> Record excerpts
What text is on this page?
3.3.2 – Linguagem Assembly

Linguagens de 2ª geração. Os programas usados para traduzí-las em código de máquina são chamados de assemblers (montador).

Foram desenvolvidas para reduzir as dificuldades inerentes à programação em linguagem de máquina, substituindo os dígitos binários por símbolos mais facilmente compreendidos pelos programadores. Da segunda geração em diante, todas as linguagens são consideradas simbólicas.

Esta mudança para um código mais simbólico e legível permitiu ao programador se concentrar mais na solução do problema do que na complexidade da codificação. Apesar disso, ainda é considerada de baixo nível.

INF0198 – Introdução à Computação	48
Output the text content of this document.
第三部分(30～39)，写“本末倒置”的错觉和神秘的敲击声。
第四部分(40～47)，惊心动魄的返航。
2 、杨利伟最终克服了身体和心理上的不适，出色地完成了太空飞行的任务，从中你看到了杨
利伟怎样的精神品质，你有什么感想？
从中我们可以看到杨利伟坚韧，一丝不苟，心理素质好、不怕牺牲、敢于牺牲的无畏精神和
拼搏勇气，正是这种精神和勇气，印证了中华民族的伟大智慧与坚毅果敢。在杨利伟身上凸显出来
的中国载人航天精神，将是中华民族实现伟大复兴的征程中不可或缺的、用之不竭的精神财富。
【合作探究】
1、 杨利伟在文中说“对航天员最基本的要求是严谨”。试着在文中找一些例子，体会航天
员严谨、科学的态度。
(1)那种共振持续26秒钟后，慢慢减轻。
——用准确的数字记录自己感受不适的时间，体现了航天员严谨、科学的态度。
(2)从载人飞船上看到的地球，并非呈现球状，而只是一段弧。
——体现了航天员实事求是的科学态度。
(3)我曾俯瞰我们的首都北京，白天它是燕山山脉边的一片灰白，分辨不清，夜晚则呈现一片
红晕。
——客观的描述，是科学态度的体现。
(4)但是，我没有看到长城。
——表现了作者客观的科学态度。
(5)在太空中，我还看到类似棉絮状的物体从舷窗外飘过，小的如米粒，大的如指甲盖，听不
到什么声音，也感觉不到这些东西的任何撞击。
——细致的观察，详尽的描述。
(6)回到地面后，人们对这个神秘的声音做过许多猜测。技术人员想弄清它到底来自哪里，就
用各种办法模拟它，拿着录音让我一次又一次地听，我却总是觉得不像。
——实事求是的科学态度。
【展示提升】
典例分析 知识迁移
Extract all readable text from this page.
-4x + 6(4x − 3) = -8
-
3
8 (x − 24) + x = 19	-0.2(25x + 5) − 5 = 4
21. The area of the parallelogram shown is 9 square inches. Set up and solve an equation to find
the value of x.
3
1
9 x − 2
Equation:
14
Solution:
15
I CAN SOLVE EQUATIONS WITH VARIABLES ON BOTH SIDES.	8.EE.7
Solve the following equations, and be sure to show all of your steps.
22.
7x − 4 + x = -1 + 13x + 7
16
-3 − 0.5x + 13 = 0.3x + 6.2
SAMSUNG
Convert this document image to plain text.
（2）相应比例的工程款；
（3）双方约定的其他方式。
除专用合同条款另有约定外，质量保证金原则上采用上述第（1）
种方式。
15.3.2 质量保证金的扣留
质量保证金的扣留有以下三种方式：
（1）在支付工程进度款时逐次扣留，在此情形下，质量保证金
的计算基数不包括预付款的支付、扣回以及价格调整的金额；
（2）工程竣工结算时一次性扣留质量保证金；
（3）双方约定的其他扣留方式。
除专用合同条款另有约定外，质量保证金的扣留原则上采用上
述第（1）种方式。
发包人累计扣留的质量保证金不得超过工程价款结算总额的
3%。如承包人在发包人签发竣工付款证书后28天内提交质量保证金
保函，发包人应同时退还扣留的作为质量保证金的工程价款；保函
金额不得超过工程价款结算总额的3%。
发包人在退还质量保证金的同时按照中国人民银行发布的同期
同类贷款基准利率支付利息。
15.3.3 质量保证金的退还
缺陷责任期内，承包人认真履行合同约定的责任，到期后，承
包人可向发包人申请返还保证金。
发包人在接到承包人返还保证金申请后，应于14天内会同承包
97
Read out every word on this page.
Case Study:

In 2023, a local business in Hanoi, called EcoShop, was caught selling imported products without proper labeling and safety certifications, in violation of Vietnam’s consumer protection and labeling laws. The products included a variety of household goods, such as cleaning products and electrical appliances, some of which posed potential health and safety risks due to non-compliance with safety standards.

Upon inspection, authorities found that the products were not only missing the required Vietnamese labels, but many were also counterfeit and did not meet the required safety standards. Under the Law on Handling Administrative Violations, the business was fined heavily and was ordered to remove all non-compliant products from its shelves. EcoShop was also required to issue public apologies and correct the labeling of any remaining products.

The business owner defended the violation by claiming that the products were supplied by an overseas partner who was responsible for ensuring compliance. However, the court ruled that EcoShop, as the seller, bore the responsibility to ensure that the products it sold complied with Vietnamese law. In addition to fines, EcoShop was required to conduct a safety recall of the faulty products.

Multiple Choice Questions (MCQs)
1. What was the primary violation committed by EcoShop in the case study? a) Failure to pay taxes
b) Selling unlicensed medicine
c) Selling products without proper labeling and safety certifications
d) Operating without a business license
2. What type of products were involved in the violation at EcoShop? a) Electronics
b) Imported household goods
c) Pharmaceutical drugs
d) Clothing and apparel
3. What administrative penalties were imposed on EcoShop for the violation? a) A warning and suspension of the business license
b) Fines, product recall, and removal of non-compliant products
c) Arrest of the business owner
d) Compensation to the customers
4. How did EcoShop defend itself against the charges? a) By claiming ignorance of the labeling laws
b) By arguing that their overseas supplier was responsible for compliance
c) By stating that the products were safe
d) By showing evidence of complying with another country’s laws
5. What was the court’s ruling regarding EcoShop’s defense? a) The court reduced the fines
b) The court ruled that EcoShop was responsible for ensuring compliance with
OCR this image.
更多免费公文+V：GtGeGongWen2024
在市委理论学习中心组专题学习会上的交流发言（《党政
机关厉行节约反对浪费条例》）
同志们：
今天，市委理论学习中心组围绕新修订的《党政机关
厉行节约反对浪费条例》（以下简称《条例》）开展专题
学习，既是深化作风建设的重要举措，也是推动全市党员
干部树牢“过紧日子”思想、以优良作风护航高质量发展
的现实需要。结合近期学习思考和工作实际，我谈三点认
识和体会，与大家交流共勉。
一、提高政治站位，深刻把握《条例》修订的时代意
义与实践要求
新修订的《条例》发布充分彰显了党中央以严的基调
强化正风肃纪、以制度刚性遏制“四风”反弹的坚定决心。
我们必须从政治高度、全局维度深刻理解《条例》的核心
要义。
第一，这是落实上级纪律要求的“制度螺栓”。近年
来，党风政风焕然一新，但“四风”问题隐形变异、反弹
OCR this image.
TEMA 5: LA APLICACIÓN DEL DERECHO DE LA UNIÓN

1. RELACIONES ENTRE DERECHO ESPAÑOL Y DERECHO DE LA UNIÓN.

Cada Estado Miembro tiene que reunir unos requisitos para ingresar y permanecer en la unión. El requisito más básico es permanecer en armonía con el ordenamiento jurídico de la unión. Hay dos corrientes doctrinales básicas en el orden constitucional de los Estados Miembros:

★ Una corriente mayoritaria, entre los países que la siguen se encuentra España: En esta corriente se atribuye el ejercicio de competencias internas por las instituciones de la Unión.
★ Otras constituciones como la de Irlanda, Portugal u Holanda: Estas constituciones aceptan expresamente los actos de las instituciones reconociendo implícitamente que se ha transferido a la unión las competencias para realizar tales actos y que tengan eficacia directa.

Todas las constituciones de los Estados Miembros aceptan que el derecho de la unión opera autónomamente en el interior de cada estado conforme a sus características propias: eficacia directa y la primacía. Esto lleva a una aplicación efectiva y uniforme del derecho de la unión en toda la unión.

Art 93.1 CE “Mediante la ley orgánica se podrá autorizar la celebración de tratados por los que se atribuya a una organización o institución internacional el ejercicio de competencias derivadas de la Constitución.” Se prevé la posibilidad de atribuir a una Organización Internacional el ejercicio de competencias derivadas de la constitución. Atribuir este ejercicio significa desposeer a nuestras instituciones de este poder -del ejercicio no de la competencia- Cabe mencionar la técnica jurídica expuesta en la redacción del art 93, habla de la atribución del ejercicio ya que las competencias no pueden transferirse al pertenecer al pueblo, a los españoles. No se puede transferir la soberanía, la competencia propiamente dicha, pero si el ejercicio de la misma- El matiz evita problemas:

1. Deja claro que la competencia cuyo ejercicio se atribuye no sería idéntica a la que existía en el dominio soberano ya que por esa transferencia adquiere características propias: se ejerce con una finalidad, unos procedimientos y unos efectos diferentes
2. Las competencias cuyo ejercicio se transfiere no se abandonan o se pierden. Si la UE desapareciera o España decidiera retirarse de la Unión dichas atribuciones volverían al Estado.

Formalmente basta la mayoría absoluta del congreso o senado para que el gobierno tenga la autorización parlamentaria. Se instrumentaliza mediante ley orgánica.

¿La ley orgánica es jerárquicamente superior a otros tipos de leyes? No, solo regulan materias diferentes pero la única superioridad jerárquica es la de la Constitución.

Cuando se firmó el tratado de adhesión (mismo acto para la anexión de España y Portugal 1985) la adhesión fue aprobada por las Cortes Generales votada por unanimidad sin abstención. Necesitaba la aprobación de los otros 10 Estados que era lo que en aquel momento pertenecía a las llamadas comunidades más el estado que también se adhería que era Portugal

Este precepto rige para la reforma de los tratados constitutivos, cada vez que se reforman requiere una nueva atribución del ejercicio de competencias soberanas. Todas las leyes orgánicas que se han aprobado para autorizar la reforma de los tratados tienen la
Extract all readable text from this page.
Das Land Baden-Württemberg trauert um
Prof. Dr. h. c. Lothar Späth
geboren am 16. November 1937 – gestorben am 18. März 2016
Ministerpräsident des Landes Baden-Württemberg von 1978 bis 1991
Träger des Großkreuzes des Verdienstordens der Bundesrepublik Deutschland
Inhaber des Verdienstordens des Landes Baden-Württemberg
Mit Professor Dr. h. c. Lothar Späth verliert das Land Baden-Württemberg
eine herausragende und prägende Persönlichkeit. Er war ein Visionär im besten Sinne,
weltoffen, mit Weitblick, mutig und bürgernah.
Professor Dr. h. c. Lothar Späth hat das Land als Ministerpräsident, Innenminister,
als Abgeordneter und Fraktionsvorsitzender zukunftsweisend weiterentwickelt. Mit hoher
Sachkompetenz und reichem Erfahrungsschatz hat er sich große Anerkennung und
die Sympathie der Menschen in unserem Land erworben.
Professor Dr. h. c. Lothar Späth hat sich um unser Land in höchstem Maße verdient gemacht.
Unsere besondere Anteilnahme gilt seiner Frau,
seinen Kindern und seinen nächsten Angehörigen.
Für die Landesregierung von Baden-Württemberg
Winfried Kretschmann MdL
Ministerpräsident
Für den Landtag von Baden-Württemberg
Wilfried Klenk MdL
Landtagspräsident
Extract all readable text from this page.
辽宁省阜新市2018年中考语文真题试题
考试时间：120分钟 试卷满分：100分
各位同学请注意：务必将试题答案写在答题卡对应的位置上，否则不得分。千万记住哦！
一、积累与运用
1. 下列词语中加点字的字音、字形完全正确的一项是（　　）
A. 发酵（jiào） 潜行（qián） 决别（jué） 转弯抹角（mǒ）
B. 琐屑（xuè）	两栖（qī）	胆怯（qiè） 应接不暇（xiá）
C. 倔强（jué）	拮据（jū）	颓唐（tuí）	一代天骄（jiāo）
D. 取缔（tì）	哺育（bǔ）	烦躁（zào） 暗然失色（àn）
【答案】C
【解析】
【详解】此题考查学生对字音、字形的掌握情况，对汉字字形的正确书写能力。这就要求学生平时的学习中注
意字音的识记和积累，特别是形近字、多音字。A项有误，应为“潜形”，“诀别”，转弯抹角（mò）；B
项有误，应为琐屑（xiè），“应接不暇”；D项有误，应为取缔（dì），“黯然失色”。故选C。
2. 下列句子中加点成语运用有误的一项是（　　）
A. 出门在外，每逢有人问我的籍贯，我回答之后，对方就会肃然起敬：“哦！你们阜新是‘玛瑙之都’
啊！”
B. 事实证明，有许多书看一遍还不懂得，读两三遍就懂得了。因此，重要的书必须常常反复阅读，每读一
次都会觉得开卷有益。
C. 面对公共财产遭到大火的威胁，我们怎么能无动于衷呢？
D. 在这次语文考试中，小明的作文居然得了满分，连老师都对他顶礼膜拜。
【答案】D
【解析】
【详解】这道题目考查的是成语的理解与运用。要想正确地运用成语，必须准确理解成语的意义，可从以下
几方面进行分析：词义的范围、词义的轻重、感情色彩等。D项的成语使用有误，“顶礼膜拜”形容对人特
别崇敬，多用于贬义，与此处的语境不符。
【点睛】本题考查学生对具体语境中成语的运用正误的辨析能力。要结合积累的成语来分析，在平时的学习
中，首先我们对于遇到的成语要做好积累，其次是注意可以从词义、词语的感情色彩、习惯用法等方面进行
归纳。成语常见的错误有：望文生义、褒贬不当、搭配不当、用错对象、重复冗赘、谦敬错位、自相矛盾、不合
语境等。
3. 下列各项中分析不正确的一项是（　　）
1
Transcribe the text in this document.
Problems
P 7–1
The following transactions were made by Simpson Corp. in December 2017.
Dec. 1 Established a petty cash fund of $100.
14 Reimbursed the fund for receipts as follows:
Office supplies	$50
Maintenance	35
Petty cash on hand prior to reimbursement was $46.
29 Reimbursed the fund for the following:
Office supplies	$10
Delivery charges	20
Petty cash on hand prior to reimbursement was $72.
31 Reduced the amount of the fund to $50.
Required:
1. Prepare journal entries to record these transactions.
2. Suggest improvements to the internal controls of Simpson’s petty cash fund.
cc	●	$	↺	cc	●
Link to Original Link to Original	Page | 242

> Task goal
Where does the word "sich" appear in the listing? List each line that holds it.

> Response to the task
Sachkompetenz und reichem Erfahrungsschatz hat er sich große Anerkennung und
Professor Dr. h. c. Lothar Späth hat sich um unser Land in höchstem Maße verdient gemacht.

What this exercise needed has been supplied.